How many of the lines that follow contain the word "screenshot"? Give only the number.

--- start of TASK MATERIAL ---

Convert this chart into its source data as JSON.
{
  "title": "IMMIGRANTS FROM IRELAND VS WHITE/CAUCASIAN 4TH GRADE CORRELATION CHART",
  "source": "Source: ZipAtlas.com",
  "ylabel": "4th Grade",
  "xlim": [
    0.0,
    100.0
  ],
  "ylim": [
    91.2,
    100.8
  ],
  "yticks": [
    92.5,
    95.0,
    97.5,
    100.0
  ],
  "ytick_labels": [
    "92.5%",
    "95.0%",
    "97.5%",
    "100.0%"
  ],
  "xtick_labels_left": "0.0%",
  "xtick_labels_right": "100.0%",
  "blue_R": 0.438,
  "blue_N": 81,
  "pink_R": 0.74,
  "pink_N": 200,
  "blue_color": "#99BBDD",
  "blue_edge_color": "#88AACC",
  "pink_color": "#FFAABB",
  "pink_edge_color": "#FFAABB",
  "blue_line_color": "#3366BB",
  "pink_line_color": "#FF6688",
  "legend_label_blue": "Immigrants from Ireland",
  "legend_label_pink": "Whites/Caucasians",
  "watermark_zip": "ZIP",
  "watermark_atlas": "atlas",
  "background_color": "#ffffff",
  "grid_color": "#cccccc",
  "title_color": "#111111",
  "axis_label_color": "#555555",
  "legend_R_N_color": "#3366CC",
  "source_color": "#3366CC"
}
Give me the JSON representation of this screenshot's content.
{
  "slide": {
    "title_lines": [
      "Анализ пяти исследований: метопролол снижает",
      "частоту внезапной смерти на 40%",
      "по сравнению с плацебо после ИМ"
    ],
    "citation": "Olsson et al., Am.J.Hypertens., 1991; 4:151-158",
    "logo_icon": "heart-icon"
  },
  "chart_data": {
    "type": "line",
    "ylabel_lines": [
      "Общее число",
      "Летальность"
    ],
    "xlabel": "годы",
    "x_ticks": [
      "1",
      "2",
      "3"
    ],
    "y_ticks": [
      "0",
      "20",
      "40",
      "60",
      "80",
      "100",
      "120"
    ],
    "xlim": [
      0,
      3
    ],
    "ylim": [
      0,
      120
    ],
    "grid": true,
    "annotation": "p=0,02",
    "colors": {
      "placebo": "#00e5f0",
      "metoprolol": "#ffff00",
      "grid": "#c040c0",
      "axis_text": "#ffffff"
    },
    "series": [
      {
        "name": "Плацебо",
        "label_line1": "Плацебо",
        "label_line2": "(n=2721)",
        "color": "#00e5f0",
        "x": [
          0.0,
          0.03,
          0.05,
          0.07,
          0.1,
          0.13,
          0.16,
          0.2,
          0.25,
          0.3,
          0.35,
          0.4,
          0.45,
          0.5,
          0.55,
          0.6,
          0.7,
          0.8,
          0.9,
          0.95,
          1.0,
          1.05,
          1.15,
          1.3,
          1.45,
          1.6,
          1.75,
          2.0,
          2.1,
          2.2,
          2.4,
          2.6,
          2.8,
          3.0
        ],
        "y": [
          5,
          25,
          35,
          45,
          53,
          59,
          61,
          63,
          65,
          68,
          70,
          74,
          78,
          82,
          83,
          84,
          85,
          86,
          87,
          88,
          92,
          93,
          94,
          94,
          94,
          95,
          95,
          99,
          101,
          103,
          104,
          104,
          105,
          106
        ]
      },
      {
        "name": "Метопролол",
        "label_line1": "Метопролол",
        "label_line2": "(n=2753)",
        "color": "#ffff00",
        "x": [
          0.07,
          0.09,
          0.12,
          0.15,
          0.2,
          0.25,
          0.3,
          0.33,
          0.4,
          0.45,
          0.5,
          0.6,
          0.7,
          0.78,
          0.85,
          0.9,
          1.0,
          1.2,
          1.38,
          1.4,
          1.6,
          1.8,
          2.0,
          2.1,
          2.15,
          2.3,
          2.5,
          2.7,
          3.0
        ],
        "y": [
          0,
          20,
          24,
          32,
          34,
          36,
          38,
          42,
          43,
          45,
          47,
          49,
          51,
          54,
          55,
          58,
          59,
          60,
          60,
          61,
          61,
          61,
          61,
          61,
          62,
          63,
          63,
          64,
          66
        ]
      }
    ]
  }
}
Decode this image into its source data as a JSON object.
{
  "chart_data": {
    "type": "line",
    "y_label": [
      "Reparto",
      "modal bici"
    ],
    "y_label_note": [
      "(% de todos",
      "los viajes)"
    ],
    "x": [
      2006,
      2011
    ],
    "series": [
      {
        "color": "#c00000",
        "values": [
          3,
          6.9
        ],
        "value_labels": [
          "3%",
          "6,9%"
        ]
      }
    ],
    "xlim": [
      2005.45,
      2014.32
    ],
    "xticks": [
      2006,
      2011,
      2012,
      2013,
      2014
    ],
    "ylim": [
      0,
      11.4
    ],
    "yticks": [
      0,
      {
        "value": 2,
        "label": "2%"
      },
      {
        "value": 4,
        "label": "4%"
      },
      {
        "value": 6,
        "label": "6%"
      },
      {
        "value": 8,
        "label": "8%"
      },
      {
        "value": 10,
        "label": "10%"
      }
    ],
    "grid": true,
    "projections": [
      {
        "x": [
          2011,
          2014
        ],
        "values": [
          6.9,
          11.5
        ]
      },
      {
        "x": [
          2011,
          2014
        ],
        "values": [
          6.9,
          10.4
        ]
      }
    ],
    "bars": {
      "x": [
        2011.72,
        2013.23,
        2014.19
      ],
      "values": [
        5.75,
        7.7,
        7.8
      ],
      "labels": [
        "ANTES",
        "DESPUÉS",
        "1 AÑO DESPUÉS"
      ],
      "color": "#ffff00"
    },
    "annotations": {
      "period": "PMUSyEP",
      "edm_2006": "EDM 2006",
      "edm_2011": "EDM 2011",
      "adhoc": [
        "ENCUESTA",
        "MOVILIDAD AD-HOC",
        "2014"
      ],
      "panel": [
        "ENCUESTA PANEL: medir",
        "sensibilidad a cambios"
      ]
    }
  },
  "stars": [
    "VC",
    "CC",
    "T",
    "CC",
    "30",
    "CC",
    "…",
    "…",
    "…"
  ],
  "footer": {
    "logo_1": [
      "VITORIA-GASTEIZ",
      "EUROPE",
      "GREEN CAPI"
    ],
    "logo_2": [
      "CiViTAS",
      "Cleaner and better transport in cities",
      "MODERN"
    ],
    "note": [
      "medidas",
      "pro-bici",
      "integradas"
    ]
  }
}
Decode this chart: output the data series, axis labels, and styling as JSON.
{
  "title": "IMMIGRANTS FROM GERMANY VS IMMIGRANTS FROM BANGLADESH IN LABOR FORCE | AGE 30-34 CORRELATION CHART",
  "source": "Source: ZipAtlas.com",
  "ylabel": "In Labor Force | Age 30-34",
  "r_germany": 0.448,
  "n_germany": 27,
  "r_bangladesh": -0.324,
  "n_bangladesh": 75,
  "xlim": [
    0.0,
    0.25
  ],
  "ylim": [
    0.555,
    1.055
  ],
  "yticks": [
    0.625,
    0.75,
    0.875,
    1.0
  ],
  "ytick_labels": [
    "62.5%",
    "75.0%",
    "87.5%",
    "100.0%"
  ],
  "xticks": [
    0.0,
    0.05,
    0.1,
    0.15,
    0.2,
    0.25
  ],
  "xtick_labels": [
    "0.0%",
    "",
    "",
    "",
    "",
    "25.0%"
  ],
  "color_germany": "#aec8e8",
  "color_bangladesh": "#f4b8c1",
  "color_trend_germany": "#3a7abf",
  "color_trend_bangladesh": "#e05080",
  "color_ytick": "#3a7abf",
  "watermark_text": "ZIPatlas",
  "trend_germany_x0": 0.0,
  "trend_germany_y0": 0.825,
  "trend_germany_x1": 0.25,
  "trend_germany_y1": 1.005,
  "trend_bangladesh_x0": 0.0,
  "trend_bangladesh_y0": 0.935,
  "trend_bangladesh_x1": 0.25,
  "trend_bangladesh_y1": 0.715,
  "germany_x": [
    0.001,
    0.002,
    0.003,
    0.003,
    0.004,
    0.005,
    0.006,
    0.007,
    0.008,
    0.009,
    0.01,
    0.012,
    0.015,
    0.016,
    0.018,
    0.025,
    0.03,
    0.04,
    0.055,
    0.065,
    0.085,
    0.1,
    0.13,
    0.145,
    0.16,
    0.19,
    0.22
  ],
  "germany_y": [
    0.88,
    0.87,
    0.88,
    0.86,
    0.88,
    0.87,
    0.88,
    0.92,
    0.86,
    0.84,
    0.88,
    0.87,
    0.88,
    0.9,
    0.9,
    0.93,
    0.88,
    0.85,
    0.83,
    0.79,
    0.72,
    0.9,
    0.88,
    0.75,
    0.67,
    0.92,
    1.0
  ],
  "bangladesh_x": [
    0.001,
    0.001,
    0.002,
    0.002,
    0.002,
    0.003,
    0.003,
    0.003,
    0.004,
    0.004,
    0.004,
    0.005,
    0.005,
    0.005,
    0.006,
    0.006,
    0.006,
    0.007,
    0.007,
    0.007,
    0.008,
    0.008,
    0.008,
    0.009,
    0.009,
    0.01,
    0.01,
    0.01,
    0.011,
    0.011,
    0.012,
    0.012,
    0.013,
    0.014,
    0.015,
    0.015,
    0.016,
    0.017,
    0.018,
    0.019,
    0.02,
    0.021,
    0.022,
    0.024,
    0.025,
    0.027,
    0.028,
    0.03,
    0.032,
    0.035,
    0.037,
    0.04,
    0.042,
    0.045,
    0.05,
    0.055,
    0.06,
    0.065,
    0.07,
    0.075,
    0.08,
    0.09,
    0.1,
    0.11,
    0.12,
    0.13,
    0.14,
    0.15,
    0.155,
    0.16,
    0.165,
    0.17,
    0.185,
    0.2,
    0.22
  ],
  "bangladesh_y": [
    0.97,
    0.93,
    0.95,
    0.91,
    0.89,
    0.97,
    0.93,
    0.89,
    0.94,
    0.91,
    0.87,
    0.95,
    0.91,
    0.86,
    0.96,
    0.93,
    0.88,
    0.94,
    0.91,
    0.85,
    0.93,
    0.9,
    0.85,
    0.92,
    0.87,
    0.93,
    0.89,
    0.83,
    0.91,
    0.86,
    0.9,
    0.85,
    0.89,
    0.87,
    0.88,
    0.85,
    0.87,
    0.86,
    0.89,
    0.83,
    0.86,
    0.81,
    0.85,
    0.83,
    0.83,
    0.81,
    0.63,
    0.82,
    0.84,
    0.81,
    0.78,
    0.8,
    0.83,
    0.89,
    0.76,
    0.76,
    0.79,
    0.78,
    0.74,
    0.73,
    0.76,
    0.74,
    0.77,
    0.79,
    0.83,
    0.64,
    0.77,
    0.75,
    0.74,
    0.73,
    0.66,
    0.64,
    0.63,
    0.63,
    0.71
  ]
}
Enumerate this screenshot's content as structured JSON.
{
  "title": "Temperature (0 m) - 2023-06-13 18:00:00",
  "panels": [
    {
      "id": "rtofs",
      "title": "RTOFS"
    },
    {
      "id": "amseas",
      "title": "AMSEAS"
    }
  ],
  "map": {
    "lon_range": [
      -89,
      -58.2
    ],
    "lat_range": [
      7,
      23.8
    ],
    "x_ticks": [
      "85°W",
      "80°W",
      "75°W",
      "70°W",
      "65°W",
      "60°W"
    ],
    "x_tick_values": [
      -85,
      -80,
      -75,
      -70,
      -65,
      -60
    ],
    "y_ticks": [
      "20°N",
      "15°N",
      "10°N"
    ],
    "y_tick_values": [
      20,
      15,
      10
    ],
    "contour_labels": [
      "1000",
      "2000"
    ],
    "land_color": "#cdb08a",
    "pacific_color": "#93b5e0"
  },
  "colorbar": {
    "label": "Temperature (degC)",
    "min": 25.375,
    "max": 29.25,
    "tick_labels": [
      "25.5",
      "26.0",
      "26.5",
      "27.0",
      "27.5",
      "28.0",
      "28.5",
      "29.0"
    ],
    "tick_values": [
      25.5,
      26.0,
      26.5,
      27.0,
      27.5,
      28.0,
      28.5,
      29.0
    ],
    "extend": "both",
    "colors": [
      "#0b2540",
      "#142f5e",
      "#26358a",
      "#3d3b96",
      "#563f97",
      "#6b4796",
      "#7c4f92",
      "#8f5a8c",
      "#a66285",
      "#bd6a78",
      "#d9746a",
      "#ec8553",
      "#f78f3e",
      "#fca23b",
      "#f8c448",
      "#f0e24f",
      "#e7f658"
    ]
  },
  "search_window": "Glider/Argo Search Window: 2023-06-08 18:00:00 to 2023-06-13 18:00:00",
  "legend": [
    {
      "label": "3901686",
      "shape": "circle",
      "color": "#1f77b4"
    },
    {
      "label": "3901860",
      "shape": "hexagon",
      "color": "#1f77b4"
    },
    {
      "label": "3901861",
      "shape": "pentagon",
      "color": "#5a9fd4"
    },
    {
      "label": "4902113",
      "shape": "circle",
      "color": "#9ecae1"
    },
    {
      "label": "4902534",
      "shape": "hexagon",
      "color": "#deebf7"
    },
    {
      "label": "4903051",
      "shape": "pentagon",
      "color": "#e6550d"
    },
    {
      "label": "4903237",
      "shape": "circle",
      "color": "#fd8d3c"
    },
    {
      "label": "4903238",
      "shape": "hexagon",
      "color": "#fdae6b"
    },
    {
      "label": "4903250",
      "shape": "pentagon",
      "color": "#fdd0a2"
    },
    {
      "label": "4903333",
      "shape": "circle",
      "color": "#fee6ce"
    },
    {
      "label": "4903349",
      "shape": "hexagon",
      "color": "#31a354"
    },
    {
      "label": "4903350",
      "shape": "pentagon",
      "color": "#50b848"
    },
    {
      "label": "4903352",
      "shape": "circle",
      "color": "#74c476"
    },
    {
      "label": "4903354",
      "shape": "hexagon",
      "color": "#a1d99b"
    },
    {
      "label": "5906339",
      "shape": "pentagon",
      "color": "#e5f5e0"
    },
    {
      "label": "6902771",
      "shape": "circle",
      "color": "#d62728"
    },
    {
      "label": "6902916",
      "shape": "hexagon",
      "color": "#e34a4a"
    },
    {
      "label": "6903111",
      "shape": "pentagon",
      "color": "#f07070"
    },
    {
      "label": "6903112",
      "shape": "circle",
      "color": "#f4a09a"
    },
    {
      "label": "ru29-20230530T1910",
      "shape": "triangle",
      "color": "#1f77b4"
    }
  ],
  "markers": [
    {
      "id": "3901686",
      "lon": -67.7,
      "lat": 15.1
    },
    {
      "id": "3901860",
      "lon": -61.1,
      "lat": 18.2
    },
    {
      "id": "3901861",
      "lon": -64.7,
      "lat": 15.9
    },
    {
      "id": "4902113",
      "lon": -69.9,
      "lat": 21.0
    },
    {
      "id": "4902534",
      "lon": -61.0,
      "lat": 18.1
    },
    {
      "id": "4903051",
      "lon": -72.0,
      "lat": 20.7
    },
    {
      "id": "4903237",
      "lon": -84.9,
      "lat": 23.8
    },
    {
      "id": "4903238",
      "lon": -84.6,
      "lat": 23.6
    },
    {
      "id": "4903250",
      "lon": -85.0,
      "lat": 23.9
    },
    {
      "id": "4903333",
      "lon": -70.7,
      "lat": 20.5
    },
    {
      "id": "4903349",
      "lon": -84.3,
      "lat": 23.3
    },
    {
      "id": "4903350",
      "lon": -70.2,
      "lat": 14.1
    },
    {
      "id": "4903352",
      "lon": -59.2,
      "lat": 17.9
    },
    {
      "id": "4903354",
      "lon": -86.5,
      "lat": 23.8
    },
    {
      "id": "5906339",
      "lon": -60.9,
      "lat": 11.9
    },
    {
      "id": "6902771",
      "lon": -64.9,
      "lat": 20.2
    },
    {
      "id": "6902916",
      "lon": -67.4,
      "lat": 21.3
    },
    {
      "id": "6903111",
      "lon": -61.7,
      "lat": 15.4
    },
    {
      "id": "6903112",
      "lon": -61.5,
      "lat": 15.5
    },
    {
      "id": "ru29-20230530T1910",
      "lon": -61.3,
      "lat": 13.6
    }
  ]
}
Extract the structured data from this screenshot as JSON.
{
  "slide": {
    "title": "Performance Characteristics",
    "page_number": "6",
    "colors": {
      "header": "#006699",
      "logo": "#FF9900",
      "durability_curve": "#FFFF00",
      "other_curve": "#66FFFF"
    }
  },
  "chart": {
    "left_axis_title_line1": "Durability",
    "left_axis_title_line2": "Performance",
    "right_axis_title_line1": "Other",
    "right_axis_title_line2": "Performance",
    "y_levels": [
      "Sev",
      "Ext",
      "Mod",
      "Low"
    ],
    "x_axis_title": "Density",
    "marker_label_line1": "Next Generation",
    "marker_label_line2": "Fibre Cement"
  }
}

--- end of TASK MATERIAL ---

RESPONSE TO THIS TASK:
3